- Data provided:
:::::

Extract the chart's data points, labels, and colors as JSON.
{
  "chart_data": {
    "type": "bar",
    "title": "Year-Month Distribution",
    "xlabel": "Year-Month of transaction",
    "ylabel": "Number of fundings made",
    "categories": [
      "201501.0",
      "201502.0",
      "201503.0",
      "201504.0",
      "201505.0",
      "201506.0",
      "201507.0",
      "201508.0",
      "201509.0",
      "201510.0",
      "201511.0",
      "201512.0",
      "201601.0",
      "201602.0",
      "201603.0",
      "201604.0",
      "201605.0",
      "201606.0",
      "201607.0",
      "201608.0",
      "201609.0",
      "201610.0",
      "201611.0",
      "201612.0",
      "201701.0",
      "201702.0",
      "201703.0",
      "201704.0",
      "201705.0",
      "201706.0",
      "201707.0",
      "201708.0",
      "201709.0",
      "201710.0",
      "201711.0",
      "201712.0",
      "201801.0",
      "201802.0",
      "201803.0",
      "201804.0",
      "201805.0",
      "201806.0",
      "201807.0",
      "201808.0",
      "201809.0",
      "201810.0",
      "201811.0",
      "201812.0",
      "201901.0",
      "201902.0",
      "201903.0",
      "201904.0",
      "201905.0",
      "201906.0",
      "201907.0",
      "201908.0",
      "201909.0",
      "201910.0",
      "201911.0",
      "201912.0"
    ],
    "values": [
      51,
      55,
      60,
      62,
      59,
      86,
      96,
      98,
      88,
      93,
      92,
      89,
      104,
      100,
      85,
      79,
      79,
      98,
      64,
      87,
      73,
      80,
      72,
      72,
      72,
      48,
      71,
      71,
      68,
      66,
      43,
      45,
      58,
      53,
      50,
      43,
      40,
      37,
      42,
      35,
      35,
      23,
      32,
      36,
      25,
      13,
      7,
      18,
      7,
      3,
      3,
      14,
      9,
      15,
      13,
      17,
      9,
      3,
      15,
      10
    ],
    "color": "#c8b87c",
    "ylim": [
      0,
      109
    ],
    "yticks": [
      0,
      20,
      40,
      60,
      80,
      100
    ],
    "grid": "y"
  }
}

:::::

- Aim of the exercise: In the entries above, find each line with the string "Year" and copy it.

- Solution to this problem:
    "title": "Year-Month Distribution",
    "xlabel": "Year-Month of transaction",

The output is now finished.